Check each line for the string "square", then give only how many lines have it.
#### Data supplied ####
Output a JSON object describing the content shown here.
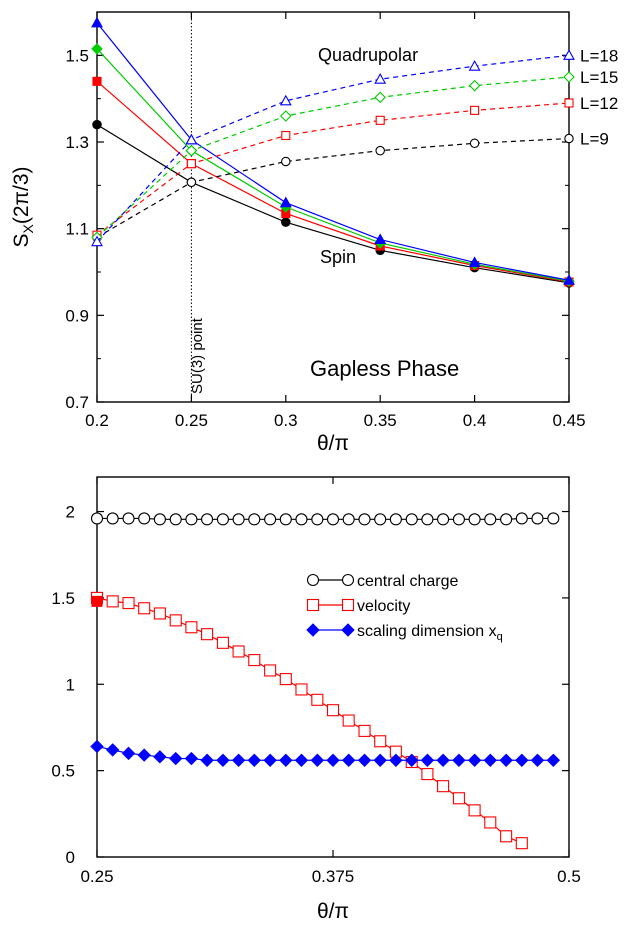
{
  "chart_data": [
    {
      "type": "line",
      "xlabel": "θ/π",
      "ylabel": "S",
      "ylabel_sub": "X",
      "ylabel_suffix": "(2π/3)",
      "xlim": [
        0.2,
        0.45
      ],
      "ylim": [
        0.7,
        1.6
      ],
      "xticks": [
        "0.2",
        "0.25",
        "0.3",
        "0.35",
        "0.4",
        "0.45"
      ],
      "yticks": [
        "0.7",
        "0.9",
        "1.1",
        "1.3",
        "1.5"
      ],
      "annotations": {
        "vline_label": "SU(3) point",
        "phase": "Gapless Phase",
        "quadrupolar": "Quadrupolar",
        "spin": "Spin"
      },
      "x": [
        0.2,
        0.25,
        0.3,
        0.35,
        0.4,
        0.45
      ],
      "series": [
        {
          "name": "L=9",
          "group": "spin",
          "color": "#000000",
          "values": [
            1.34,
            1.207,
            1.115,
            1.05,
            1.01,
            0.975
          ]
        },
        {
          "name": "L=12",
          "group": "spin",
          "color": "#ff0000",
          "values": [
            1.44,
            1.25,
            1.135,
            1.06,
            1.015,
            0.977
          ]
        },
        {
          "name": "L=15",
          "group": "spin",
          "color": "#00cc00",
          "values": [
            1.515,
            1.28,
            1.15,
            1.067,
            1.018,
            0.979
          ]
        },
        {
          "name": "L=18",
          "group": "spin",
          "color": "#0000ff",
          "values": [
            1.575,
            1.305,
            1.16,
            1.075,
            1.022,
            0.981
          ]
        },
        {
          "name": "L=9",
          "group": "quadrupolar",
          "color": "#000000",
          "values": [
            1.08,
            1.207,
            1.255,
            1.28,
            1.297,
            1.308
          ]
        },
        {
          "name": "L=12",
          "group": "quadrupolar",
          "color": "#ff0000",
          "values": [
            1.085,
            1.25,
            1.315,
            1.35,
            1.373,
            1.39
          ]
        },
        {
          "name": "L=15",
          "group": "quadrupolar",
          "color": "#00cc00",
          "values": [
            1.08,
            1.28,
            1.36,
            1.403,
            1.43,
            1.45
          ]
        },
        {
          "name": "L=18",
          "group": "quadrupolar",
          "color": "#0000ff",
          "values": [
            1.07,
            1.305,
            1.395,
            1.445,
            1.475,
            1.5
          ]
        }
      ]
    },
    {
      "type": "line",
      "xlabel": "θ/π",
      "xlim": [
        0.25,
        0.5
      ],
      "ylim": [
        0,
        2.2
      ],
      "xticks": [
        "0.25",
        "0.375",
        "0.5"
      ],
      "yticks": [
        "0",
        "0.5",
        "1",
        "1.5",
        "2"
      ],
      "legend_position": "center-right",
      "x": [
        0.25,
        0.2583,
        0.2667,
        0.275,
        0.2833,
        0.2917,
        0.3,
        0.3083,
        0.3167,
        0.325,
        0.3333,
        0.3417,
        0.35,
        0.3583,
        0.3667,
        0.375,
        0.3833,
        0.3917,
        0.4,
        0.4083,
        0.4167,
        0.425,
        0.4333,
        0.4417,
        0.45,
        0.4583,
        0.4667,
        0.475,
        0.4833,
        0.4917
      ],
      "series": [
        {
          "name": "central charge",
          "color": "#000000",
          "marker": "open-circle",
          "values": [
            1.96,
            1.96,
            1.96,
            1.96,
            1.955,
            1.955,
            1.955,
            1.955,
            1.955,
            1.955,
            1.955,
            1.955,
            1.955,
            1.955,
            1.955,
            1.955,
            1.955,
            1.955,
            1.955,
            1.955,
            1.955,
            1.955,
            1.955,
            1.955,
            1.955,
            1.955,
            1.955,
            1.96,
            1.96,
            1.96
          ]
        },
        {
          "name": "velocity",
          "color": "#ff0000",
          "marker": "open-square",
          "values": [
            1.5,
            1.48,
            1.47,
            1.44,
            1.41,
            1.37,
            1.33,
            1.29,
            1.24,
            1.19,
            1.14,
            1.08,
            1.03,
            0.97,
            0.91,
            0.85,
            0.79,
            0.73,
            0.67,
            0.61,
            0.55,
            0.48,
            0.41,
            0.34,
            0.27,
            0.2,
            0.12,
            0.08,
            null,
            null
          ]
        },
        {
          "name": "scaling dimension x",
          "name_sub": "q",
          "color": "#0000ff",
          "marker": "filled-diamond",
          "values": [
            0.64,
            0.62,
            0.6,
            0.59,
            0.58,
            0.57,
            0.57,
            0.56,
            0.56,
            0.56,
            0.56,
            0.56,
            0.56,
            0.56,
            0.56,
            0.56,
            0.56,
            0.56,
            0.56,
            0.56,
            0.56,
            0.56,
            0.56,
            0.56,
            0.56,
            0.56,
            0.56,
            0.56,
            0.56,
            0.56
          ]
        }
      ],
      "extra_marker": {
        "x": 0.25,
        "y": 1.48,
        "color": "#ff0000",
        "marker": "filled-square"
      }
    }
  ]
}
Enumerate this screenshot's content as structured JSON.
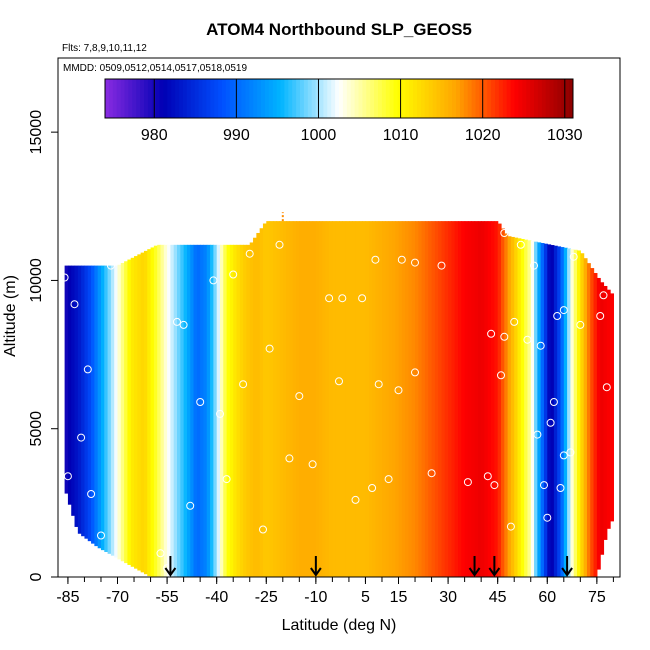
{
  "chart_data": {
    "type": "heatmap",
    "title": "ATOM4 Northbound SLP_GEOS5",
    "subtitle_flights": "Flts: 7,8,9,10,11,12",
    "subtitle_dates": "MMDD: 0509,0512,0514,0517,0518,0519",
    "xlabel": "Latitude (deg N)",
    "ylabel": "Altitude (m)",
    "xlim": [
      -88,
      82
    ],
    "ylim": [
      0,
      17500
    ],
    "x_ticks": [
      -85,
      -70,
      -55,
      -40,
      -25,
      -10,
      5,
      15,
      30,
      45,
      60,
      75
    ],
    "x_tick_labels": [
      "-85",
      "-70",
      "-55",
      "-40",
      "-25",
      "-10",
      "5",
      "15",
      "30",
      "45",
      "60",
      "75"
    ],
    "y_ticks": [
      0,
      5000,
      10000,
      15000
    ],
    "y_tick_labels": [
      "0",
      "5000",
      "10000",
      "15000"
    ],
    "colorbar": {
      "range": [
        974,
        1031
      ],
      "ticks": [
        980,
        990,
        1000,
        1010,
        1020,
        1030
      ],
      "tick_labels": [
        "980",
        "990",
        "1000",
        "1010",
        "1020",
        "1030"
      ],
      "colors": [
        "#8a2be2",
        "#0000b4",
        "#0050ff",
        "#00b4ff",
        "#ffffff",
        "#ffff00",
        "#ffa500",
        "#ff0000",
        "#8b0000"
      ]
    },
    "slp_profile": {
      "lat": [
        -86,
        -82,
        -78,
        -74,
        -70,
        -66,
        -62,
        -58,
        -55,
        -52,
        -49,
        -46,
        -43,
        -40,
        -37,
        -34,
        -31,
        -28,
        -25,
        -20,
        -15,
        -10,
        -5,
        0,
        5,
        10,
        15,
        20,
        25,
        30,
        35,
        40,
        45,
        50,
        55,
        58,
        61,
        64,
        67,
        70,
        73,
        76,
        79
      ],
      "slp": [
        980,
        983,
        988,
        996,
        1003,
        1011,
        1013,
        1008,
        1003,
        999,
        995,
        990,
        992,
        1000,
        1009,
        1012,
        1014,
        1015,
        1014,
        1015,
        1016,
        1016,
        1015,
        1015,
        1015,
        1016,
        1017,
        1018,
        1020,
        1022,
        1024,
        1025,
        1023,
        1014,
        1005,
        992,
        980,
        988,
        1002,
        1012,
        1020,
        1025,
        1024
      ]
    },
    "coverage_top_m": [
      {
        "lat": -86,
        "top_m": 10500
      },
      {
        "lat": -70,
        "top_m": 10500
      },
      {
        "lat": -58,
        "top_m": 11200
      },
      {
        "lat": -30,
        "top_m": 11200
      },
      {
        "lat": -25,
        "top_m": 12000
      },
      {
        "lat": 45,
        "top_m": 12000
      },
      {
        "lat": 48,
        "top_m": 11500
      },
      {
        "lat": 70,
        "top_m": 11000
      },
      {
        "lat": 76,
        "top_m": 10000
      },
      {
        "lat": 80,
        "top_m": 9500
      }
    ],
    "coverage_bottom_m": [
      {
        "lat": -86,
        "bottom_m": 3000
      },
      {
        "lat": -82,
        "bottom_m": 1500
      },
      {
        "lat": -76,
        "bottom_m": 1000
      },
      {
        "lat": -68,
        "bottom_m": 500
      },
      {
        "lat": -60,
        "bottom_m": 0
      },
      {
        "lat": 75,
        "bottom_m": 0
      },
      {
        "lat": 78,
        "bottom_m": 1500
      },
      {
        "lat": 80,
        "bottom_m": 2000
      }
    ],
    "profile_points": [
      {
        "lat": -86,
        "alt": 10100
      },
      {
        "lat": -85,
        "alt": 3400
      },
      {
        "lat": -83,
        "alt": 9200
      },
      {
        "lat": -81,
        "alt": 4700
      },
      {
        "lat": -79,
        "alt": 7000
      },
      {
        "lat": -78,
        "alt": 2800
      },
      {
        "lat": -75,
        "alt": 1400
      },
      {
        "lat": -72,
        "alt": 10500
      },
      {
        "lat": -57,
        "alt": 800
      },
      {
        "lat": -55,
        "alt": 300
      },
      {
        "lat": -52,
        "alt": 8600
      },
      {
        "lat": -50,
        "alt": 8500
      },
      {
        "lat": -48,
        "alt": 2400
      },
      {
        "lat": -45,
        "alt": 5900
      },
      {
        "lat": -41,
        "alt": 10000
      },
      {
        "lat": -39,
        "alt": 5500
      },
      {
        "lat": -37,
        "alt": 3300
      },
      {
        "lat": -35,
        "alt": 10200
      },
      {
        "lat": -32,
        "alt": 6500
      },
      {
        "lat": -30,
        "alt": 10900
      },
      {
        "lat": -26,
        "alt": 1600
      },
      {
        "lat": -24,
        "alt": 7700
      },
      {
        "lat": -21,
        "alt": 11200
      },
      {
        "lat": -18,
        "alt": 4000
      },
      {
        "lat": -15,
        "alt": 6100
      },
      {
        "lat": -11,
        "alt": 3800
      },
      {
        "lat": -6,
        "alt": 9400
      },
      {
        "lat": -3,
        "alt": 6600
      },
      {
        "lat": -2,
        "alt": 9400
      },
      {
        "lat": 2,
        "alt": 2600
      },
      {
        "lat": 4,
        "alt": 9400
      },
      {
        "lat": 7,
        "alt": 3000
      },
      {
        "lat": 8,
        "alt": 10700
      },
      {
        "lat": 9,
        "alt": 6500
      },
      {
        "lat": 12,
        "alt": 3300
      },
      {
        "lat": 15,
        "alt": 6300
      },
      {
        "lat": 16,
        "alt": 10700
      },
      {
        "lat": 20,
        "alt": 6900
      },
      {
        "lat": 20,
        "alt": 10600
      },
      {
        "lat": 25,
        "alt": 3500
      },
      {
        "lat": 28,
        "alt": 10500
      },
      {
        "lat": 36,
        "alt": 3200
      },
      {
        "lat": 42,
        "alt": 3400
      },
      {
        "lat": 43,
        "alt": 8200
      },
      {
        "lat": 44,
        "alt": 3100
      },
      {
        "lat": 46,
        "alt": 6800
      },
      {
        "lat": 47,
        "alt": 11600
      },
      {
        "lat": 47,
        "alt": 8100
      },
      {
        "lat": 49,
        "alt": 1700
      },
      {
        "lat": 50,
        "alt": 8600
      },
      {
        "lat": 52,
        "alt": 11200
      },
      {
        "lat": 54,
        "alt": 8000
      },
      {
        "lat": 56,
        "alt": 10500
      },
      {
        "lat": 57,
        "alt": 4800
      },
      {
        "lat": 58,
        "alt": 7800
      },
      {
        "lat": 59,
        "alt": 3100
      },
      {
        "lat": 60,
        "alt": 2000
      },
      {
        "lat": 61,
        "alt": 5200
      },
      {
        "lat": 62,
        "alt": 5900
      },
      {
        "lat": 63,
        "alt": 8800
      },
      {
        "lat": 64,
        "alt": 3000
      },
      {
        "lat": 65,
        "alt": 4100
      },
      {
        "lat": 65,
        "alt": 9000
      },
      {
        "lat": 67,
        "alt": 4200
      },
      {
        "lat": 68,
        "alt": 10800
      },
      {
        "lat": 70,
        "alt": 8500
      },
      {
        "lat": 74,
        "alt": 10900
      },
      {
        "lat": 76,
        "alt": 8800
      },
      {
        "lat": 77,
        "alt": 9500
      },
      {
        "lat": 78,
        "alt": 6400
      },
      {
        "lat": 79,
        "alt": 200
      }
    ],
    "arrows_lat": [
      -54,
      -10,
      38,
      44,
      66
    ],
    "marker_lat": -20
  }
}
####
■ Finished exercise ■
2